Diane Von Furstenberg sempre foi adepta da praticidade na hora de se vestir e para o verão 2011 fez disso uma máxima. Em sua primeira coleção ao lado de Yvan Mispelaere _estilista que vem como substituto do Nathan Jenden_ mergulhou no seu vasto arquivo de estampas para uma re-edição que de nostálgica não tinha nada. Maiores, mais gráficas e mais poderosas do que antes vinham em ótima cartela de cores.
Contudo o melhor mesmo ficou por conta da alfaiataria. Simples, fácil e dotada de uma sofisticação natural, vinha quase como versão tropical da “célinezação” que tomou conta do inverno 2010. Calças retas, camisas cortas mais curtas, blazeres geométricos porém desestruturados recebiam força extra pela inteligente uso de cores. Combinações nada óbvias vinham como poderosos jatos de tinta quebrando a predominância de estampas geométricas.
O resultado é não só uma coleção poderosa, com mensagem direta e objetiva, como também um possível marco na história da marca. Agora como nova direção criativa, uma fase onde a simplicidade e apenas o essencial fale mais alto, bem como no tempo em que a marca ganhou os holofotes da moda nos anos 70.

» **Objetivo**
Transcreva na íntegra, sem qualquer alteração, o texto acima sobre a coleção de verão 2011 de Diane Von Furstenberg.

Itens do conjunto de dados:
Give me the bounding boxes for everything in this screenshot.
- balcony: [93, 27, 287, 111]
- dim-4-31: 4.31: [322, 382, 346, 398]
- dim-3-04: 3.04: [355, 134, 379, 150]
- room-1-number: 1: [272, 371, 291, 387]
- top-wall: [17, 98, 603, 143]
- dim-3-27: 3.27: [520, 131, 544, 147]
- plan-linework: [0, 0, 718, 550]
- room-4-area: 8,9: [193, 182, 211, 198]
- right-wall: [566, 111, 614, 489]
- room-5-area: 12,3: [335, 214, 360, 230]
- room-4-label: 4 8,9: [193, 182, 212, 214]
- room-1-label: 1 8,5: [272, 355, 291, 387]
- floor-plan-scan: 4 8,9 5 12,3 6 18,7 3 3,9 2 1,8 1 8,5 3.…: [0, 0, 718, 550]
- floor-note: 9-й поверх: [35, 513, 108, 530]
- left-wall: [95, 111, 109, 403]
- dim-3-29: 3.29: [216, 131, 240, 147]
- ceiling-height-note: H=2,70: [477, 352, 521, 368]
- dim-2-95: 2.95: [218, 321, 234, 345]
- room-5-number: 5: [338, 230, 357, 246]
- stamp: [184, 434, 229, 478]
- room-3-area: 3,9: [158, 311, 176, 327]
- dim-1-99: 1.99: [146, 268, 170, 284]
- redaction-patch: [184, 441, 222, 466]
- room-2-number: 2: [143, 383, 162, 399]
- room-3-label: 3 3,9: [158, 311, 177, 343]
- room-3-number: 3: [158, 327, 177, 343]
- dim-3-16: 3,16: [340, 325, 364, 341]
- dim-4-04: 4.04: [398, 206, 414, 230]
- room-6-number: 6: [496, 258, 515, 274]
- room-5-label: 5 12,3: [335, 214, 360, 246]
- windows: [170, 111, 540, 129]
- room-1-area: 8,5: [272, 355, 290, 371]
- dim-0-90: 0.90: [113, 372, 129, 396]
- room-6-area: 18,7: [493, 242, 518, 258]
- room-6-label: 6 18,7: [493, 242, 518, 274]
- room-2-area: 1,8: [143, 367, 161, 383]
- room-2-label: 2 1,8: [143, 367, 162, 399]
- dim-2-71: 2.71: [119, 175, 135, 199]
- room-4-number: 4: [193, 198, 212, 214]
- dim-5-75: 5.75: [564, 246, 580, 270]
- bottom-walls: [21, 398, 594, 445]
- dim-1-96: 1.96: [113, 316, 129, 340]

» **Tarefa concluída**
Diane Von Furstenberg sempre foi adepta da praticidade na hora de se vestir e para o verão 2011 fez disso uma máxima. Em sua primeira coleção ao lado de Yvan Mispelaere _estilista que vem como substituto do Nathan Jenden_ mergulhou no seu vasto arquivo de estampas para uma re-edição que de nostálgica não tinha nada. Maiores, mais gráficas e mais poderosas do que antes vinham em ótima cartela de cores.
Contudo o melhor mesmo ficou por conta da alfaiataria. Simples, fácil e dotada de uma sofisticação natural, vinha quase como versão tropical da “célinezação” que tomou conta do inverno 2010. Calças retas, camisas cortas mais curtas, blazeres geométricos porém desestruturados recebiam força extra pela inteligente uso de cores. Combinações nada óbvias vinham como poderosos jatos de tinta quebrando a predominância de estampas geométricas.
O resultado é não só uma coleção poderosa, com mensagem direta e objetiva, como também um possível marco na história da marca. Agora como nova direção criativa, uma fase onde a simplicidade e apenas o essencial fale mais alto, bem como no tempo em que a marca ganhou os holofotes da moda nos anos 70.